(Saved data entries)
┄┄┄┄┄┄┄┄┄┄┄┄┄┄┄┄┄┄┄┄

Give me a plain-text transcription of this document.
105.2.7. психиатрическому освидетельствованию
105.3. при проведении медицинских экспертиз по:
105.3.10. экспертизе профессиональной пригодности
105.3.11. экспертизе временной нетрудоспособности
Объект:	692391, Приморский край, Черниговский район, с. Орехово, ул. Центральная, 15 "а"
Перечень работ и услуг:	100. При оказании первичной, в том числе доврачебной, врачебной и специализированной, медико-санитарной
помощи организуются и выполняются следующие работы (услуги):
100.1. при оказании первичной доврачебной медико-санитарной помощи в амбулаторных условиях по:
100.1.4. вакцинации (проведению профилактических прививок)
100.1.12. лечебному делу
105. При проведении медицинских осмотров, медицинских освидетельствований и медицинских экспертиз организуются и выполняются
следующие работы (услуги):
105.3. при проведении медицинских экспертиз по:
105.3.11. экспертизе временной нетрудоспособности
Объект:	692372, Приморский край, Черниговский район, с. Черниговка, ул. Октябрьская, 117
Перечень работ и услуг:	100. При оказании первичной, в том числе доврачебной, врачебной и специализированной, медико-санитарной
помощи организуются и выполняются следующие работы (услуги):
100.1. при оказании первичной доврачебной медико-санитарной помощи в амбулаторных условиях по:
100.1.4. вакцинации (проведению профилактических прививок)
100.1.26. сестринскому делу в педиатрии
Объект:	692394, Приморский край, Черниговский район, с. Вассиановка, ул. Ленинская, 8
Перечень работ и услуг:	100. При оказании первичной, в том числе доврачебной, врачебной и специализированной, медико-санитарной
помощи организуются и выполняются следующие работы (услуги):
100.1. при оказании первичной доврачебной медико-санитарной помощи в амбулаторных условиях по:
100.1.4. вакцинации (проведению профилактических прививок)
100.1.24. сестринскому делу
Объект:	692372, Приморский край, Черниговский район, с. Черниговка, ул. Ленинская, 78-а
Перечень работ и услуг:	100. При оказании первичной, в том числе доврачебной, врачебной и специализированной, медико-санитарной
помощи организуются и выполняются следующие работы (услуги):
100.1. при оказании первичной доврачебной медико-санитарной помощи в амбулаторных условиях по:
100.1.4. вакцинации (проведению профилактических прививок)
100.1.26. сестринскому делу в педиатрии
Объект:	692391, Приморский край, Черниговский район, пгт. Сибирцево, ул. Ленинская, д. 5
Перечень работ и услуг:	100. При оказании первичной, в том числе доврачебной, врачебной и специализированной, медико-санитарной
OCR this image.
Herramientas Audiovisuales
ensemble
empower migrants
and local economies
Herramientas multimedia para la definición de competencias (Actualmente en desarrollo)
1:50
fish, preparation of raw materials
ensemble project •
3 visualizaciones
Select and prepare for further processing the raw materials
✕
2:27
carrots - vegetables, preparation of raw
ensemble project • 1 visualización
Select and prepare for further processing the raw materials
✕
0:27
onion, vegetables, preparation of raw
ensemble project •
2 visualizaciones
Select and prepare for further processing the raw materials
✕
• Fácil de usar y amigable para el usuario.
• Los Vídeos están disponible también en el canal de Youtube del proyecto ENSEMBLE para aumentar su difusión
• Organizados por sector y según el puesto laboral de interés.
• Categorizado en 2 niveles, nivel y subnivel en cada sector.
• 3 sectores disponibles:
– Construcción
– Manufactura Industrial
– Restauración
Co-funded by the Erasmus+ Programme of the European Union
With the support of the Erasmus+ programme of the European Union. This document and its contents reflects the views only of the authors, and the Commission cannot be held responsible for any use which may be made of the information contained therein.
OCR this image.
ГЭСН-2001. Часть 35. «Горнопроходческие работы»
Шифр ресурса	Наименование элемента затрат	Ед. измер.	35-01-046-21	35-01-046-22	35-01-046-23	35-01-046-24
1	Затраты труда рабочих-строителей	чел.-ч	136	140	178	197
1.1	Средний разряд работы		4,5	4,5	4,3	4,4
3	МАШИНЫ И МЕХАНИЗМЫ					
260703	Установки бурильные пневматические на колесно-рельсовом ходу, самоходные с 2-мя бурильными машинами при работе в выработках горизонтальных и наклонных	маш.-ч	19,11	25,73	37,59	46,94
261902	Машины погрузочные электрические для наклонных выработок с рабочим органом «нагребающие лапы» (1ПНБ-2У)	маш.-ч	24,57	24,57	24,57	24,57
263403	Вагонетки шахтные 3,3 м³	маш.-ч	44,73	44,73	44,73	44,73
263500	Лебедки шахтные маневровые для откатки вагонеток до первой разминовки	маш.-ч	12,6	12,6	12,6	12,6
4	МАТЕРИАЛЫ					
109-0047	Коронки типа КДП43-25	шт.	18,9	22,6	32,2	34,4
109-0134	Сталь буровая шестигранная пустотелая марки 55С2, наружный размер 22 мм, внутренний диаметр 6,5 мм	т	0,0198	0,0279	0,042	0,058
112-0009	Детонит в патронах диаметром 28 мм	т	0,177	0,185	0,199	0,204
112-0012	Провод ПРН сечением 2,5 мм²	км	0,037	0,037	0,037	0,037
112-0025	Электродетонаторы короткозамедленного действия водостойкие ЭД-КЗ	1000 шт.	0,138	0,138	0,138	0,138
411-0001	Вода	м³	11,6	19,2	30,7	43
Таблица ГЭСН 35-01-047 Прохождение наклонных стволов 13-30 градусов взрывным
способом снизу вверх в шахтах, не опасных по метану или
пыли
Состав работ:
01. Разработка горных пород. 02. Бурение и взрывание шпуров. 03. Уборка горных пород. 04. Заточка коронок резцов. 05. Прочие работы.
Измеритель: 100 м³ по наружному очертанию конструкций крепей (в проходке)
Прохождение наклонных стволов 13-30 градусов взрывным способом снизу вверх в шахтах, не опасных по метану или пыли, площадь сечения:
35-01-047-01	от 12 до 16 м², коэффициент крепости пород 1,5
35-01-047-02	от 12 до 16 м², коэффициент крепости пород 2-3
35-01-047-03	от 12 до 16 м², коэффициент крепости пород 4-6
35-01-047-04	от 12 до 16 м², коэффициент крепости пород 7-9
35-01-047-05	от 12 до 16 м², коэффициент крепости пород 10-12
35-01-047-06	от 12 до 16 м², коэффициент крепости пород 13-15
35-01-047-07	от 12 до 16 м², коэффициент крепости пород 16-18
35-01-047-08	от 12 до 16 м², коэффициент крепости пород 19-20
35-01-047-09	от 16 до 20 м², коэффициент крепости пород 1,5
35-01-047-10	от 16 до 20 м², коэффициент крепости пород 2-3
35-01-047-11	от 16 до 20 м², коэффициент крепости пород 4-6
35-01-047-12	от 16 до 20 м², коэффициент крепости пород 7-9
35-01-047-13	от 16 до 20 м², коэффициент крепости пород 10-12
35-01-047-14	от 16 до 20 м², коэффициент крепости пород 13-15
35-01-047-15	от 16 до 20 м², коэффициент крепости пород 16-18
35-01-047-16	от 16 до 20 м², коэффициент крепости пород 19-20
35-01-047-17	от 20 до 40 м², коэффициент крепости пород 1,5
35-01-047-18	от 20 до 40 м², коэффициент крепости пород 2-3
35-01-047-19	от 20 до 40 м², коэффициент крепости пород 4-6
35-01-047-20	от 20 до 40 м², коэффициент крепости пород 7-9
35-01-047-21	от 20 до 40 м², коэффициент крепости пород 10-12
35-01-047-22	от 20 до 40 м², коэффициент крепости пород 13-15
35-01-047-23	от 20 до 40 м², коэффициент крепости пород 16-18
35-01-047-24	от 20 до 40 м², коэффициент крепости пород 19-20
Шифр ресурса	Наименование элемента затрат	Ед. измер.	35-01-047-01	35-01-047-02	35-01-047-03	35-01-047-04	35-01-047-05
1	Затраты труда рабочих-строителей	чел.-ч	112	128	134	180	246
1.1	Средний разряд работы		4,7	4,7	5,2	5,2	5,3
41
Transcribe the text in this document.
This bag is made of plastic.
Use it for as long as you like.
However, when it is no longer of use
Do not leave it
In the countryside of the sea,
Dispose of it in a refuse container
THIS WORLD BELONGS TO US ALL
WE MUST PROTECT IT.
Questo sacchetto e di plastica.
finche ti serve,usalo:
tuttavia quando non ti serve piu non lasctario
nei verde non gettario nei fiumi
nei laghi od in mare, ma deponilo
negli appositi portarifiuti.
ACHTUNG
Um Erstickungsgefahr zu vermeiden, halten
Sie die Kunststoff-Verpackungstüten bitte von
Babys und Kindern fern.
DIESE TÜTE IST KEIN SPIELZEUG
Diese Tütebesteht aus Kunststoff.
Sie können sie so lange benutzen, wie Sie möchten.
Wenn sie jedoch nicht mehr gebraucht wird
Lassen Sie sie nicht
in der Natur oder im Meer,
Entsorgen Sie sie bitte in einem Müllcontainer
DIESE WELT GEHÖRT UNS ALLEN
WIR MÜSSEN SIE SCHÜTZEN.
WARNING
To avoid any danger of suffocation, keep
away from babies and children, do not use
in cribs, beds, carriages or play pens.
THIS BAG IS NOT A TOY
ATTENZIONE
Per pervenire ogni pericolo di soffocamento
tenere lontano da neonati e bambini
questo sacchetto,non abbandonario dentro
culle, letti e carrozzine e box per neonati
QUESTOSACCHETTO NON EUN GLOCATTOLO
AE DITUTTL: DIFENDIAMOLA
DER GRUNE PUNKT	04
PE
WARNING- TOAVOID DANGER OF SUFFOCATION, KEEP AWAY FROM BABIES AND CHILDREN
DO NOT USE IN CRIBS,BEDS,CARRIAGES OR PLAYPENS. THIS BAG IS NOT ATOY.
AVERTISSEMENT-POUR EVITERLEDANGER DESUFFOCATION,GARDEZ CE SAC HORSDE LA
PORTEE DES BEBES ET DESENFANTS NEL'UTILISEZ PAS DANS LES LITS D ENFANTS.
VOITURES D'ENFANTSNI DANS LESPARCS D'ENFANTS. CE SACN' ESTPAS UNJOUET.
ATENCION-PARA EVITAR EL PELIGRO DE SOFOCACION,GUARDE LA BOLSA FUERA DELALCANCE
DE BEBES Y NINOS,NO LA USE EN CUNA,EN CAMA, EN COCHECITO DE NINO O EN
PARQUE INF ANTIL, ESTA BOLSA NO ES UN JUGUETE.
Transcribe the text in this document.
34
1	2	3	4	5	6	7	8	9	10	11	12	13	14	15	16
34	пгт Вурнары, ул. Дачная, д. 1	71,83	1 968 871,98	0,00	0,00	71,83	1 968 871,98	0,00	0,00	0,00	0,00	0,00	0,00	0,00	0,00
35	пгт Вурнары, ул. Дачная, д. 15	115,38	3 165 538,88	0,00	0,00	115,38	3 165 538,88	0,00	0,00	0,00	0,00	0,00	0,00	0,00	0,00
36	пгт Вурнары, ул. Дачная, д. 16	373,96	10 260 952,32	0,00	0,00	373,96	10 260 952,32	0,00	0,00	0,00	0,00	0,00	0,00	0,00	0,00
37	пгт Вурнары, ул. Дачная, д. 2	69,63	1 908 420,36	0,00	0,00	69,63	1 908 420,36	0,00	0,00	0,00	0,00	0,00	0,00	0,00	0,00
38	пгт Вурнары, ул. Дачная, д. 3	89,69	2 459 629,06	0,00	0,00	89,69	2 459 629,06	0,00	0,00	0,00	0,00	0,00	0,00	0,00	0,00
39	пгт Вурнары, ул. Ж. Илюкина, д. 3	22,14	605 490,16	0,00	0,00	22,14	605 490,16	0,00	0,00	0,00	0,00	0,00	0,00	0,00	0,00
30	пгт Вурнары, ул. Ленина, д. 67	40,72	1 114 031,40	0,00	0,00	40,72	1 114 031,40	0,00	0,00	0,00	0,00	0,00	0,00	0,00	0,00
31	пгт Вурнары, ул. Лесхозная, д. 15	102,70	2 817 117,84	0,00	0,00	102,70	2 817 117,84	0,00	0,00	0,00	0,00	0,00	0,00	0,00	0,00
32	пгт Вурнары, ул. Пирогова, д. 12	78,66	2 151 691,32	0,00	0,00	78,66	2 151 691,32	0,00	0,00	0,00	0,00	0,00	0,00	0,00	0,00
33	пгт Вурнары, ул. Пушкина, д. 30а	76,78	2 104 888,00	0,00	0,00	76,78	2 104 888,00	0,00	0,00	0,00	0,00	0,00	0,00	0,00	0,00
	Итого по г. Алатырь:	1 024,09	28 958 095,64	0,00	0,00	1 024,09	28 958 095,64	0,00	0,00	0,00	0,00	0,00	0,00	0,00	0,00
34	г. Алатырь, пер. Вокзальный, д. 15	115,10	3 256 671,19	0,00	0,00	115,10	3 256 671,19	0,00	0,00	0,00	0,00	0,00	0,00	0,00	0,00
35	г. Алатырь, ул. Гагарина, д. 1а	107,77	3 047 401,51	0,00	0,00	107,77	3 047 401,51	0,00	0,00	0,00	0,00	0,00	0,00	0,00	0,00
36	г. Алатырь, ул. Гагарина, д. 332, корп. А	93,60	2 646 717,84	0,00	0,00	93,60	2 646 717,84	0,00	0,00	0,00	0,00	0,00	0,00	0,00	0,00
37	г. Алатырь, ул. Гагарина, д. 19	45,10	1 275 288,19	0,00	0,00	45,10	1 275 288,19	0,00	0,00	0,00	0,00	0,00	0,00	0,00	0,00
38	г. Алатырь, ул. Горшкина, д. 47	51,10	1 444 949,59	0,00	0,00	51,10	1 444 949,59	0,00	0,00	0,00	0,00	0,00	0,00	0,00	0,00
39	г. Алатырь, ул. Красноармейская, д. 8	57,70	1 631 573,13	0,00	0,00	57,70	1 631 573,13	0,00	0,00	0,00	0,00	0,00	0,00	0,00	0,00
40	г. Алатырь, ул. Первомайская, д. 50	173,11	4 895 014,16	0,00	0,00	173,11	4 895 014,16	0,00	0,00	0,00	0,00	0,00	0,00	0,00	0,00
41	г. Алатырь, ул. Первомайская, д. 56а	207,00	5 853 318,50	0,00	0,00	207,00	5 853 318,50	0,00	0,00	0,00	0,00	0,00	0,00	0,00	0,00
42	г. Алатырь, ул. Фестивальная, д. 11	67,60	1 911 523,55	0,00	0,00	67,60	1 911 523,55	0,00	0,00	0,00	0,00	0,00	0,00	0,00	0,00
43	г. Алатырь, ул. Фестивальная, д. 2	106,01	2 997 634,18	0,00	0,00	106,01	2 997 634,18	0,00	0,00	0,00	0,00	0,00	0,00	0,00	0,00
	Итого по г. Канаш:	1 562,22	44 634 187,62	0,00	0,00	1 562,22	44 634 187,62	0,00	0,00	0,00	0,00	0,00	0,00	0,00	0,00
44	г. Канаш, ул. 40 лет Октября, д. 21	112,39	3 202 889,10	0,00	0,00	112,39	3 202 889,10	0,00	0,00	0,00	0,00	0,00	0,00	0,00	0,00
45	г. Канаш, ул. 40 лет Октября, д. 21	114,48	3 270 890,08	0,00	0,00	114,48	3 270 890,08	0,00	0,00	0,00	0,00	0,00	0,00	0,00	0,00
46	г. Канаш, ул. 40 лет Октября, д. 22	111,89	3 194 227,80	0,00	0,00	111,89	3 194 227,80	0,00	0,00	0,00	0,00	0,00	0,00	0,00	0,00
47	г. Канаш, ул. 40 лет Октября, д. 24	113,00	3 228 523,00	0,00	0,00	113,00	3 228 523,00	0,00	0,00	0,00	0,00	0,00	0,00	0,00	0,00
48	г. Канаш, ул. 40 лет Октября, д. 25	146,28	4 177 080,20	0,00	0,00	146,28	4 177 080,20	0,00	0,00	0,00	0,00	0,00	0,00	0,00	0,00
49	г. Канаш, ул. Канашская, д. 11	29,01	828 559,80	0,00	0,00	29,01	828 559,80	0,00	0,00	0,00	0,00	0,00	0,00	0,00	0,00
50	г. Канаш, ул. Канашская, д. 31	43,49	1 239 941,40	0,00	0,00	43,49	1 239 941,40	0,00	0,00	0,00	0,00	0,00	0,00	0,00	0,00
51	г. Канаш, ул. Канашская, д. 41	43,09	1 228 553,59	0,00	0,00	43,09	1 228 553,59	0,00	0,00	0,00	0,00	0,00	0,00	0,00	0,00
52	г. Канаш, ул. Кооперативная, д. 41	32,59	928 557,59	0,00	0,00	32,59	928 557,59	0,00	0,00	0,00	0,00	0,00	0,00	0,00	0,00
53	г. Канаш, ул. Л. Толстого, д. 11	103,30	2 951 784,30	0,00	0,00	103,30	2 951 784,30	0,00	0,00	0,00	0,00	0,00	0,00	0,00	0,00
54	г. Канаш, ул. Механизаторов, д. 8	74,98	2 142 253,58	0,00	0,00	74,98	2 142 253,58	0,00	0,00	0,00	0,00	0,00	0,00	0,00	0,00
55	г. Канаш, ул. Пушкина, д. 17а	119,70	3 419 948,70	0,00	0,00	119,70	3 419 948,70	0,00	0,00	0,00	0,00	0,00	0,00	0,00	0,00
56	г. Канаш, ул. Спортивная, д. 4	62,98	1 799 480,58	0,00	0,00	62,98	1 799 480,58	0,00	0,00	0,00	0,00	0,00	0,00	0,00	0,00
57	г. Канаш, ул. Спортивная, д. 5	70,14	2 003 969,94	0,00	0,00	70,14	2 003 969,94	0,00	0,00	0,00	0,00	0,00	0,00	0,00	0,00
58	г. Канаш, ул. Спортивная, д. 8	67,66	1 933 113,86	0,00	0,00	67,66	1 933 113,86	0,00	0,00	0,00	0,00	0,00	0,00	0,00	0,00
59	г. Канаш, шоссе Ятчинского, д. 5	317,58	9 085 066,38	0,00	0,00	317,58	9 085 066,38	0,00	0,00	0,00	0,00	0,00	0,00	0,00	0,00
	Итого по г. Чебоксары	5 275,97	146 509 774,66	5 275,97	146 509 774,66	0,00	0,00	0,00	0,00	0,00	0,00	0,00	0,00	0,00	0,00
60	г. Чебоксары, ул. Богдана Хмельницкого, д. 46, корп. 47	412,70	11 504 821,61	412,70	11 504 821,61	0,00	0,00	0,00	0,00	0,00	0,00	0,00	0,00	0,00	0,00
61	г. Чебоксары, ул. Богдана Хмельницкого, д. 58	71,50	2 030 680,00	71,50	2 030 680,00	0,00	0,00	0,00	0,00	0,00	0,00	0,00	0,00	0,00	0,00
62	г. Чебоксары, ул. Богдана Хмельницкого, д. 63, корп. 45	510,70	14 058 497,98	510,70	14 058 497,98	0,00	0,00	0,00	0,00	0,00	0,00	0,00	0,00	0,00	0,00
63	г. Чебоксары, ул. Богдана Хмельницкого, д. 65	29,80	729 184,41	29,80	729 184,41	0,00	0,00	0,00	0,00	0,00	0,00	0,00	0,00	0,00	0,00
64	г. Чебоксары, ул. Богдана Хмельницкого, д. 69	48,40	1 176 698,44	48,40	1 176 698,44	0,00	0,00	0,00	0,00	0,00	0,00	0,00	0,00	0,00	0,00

┄┄┄┄┄┄┄┄┄┄┄┄┄┄┄┄┄┄┄┄

- [Goal]:
Whichever lines contain the string "Объект", select and copy them.

- [Expected answer]:
Объект:	692391, Приморский край, Черниговский район, с. Орехово, ул. Центральная, 15 "а"
Объект:	692372, Приморский край, Черниговский район, с. Черниговка, ул. Октябрьская, 117
Объект:	692394, Приморский край, Черниговский район, с. Вассиановка, ул. Ленинская, 8
Объект:	692372, Приморский край, Черниговский район, с. Черниговка, ул. Ленинская, 78-а
Объект:	692391, Приморский край, Черниговский район, пгт. Сибирцево, ул. Ленинская, д. 5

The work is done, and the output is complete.